Collected data:

- - -

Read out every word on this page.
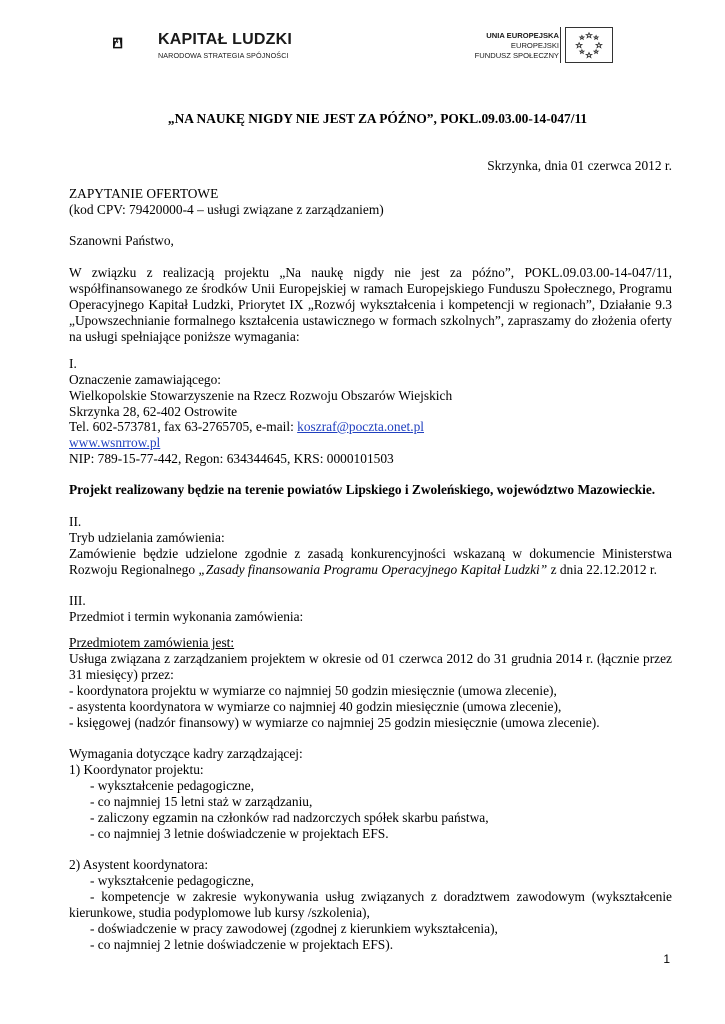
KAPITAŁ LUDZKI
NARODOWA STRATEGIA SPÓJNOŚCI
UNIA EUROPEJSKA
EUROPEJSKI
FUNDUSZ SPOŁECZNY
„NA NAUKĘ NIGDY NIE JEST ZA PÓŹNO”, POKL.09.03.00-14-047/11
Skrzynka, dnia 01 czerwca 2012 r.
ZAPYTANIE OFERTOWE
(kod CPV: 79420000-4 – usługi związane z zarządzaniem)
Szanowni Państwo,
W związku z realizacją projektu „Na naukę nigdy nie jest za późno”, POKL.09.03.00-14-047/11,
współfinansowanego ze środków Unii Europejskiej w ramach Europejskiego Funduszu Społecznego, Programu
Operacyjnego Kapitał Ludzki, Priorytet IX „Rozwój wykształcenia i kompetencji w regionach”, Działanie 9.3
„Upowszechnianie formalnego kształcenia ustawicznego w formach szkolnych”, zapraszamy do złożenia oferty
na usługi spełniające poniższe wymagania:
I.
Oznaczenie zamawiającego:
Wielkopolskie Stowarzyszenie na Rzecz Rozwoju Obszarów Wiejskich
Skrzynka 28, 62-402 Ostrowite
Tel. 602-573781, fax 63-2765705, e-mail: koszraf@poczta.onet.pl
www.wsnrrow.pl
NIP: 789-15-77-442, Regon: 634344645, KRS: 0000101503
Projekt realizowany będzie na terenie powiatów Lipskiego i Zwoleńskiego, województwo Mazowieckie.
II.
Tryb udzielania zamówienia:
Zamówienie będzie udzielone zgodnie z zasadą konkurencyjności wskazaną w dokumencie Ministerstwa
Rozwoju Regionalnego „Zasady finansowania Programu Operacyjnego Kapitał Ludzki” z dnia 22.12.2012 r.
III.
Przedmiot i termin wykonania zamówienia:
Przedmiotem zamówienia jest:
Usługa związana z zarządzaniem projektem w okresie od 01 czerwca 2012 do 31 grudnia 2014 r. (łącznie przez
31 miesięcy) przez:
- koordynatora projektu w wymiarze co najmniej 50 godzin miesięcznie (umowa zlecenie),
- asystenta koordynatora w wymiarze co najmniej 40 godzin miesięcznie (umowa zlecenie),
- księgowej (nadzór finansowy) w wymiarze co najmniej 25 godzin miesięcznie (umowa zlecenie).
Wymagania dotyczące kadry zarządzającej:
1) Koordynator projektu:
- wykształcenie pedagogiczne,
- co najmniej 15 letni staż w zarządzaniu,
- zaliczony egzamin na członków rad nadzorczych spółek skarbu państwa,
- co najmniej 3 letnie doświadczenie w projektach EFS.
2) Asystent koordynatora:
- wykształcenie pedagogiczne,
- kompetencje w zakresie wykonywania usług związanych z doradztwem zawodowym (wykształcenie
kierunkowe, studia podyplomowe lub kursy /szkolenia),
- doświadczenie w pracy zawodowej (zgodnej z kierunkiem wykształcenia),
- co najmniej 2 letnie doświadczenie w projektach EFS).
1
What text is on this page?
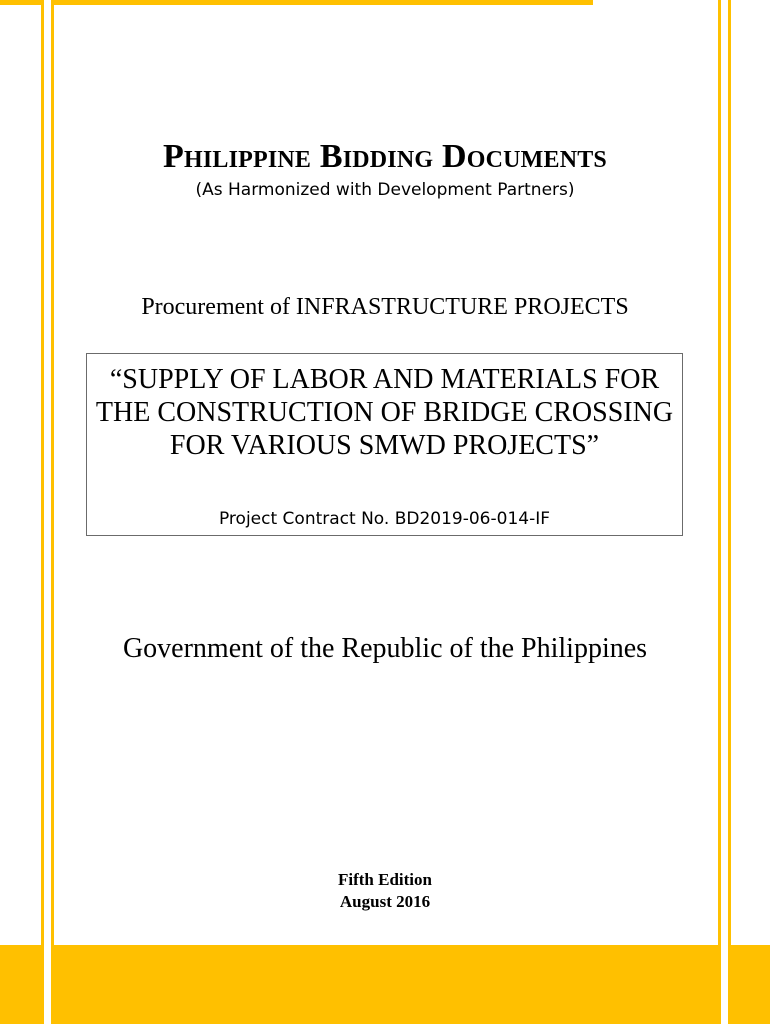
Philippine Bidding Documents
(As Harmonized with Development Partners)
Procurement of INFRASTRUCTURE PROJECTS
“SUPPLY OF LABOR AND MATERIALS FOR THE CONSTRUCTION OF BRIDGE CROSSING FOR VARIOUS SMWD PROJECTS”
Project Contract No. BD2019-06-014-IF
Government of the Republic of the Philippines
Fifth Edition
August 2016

- - -

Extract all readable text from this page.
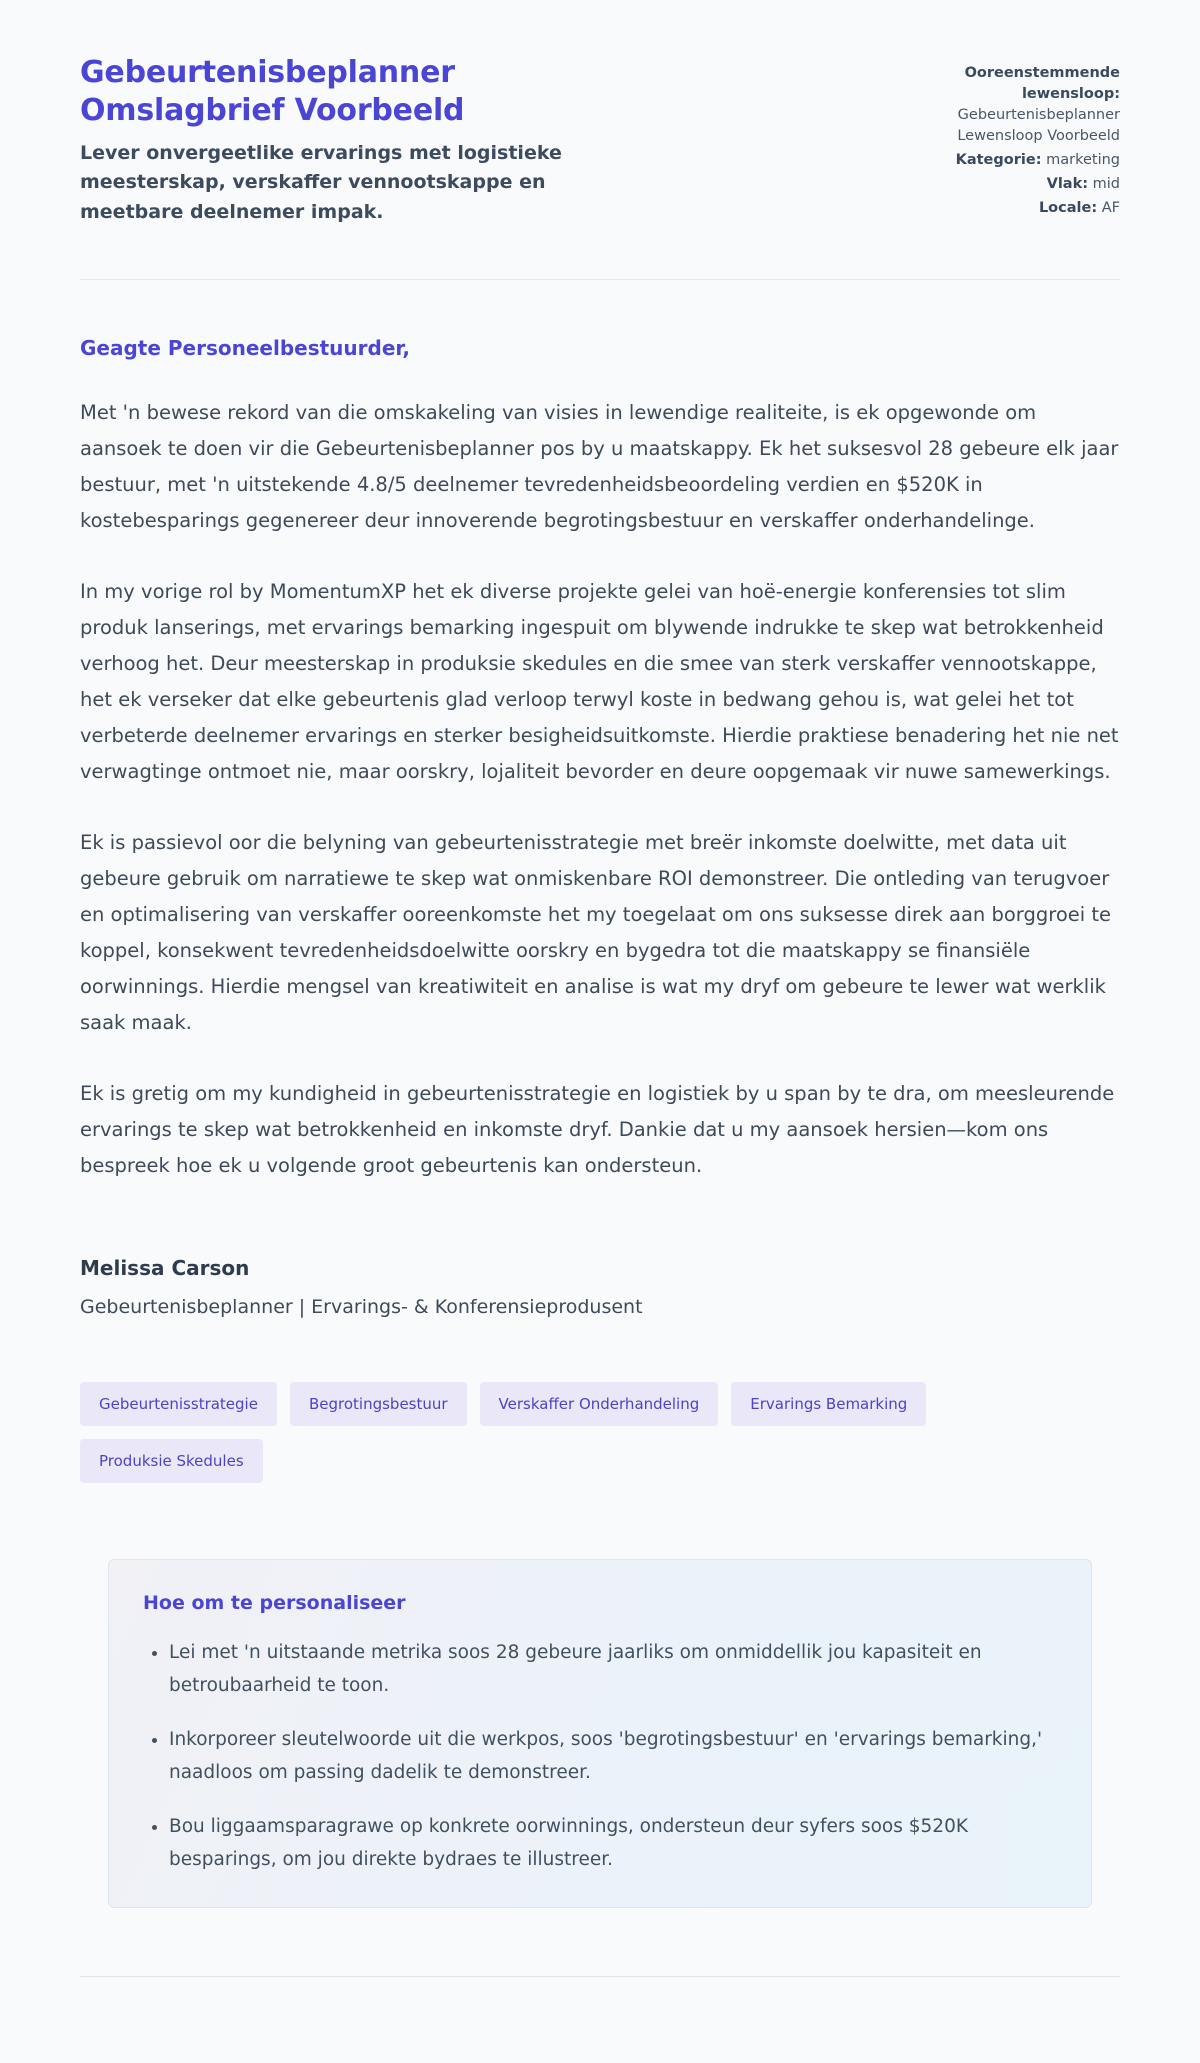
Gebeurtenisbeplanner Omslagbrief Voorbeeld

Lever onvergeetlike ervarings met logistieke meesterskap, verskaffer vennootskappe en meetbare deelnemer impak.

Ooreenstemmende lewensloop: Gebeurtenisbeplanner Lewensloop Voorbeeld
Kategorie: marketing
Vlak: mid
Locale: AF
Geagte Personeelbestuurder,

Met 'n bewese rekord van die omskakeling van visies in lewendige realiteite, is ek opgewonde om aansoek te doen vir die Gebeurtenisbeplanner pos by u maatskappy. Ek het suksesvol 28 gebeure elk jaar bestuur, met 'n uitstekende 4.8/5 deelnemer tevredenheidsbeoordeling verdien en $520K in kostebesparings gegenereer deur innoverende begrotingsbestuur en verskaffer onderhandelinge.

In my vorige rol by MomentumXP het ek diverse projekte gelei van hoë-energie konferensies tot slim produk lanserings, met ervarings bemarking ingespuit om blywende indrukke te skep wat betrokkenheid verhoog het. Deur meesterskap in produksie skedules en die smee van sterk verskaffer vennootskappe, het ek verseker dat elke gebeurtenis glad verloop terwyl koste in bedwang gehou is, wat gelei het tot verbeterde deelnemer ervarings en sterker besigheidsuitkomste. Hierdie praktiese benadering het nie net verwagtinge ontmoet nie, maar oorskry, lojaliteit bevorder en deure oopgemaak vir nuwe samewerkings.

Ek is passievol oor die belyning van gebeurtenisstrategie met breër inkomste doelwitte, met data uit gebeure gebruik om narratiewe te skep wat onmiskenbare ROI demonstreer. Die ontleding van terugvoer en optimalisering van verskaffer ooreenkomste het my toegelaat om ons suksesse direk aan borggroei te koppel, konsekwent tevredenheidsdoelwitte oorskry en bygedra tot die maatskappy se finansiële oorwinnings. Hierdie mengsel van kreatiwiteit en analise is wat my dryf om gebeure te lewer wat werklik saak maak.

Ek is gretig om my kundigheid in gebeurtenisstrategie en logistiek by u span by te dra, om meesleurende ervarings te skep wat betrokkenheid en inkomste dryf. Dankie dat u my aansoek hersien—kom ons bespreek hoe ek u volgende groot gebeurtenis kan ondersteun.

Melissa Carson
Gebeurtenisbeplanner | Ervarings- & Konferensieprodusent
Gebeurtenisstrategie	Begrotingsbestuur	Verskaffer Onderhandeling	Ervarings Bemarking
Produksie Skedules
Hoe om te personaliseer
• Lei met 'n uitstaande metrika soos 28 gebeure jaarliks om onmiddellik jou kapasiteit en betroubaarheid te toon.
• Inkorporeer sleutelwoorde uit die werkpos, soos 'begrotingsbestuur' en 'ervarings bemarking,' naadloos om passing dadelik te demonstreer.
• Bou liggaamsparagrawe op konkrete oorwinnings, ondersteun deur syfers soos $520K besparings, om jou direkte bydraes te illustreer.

- - -

**EXERCISE TASK**
Return, from the data, each line that has the word "koordynatora" in it.

**TASK SOLUTION**
- koordynatora projektu w wymiarze co najmniej 50 godzin miesięcznie (umowa zlecenie),
- asystenta koordynatora w wymiarze co najmniej 40 godzin miesięcznie (umowa zlecenie),
2) Asystent koordynatora:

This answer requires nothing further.